**Excerpt provided**
They're big and boxy and, at first glance, don't look all that different from the freezer at home where you might keep your ice cream and frozen steaks.
But when you grab the bright green locking handle to open one up, you discover a second door inside studded with ice, and you don't dare open that one unless you are wearing your Cryo-Gloves. Checking the gauge, you note the temperature inside is minus-85 degrees Celsius (or if you prefer Fahrenheit, minus-121 degrees F).
Special refrigeration units like these, deep inside Cedars-Sinai Medical Center, are now awaiting the duty of storing Pfizer's new COVID-19 vaccine, once the FDA issues the expected emergency use authorization (EUA), and Pfizer can begin shipping to designated receiving points with the required ultra low temperature capability.
Cedars agreed to serve as one of seven designated pre-position sites in Los Angeles County.
"We hope to be a resource for the community until the vaccine is more widely available," said Jeffrey Smith, MD, Cedars-Sinai chief operating officer.

[Bounding box prediction rows]
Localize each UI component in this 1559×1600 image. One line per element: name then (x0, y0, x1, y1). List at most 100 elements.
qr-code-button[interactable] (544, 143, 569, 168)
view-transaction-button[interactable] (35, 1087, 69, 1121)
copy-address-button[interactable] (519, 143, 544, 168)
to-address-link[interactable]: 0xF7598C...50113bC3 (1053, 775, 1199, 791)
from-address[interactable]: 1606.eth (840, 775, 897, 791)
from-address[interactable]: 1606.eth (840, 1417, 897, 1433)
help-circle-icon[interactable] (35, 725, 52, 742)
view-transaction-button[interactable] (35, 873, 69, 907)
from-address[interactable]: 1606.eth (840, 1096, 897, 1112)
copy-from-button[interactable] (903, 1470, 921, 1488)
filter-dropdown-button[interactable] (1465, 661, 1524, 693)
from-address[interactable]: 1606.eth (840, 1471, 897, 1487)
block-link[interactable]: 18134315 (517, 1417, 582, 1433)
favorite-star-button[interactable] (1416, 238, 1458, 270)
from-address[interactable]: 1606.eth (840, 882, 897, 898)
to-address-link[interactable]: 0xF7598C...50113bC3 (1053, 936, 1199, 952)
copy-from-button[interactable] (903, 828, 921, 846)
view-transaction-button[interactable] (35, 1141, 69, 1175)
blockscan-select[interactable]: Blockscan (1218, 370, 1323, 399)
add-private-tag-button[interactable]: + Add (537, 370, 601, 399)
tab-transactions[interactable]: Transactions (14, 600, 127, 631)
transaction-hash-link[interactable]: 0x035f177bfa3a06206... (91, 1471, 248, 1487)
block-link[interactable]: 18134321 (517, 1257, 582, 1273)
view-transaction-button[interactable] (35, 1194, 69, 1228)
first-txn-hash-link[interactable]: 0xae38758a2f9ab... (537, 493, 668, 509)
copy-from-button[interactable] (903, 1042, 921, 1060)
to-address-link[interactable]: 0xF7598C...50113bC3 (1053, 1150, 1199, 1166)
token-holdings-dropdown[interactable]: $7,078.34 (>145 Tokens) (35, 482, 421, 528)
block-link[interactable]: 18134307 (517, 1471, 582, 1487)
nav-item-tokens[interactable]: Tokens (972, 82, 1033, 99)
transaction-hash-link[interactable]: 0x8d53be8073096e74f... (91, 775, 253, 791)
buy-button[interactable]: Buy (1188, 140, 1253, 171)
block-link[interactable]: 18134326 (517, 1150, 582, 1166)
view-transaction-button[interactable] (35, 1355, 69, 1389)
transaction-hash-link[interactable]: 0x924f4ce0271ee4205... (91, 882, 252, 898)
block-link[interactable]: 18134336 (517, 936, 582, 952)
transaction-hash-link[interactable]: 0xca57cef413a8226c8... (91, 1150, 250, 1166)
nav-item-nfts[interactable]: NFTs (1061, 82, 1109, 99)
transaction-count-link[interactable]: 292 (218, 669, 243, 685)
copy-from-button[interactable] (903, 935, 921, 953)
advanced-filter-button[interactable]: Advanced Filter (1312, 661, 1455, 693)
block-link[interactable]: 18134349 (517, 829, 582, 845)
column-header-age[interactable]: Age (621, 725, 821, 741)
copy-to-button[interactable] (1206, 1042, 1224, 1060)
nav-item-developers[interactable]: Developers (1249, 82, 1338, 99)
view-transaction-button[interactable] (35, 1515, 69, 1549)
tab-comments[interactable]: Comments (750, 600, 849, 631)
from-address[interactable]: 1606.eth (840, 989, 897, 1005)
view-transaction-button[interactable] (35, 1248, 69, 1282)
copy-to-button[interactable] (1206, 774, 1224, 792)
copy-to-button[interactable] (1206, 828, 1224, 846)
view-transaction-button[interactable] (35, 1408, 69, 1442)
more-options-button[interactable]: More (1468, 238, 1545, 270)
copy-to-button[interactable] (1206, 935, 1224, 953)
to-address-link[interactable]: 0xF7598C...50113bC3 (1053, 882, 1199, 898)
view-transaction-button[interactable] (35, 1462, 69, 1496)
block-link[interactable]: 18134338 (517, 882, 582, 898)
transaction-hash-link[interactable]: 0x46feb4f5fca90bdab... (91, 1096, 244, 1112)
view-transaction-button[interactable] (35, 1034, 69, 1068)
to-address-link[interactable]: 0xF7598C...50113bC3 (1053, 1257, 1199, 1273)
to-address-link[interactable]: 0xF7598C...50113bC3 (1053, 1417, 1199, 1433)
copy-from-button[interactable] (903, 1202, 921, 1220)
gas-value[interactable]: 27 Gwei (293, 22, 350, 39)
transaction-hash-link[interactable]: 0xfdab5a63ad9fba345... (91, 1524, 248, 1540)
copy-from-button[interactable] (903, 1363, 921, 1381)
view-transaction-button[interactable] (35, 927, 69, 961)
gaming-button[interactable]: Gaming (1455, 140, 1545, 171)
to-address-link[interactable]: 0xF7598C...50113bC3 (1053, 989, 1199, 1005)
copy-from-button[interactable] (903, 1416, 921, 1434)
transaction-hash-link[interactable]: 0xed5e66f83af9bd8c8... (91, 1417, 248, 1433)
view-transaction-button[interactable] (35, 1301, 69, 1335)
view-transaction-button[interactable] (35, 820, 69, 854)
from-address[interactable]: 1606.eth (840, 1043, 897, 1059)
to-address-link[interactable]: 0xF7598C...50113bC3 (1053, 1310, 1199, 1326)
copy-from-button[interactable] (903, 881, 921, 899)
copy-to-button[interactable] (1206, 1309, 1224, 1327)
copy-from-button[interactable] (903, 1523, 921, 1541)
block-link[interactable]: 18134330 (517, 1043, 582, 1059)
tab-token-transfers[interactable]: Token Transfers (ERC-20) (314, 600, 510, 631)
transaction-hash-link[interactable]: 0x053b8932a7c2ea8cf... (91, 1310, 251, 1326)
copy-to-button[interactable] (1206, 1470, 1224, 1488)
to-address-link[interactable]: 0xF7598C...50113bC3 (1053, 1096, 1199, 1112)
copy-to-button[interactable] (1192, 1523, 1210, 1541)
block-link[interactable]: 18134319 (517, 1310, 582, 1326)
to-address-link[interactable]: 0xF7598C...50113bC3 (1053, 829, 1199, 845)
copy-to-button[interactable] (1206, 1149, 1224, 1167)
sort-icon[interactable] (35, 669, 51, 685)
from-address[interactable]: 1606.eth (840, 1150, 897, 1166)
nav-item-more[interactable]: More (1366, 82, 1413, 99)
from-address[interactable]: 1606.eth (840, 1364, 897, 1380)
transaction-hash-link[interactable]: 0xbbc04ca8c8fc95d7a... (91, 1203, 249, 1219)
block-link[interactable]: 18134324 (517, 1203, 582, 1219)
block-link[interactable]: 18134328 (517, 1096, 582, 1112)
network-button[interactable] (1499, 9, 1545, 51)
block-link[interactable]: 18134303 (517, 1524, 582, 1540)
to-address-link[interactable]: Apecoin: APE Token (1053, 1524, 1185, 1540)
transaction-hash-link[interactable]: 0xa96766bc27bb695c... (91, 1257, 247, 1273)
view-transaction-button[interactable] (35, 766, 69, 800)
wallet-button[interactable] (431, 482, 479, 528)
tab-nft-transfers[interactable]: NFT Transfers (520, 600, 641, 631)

**Actions to take**
a) Render this sentence from the passage on the vaccine freezers into Spanish: "Cedars agreed to serve as one of seven designated pre-position sites in Los Angeles County."
b) Extend the passage on the vaccine freezers with a few sentences that pick up after its last line.

**Results**
a) Cedars aceptó servir como uno de los siete sitios de preposicionamiento designados en el condado de Los Ángeles.

b)
Cedars has needed the ultra low storage for research, Smith said, but not every hospital is so equipped.
The state of California has ordered 16 large units and 61 smaller ones, Governor Gavin Newsom said Monday.
The ultra low storage temperature is required to keep the vaccine stable for the extended periods of time the distribution chain can require. A second vaccine candidate developed by Moderna uses similar mRNA technology to Pfizer's, and also requires cold storage at minus 20 degrees C, which is not considered ultra low. Like Pfizer, Moderna has reported effectiveness at trial of 95%, and is expected also to apply for EUA. Both vaccines require two doses.
A third candidate reporting trial evidence of effectiveness was developed by Oxford University and the AstraZeneca company. Its 70-90% effectiveness trails the two front-runners, but its adenovirus technology offers the logistical advantage of storage at normal refrigerator temperatures, above the freezing
point of water.
The packaging consists of multiple layers, with the vials of vaccine fitting inside a flat square container that has been nicknamed the "pizza box."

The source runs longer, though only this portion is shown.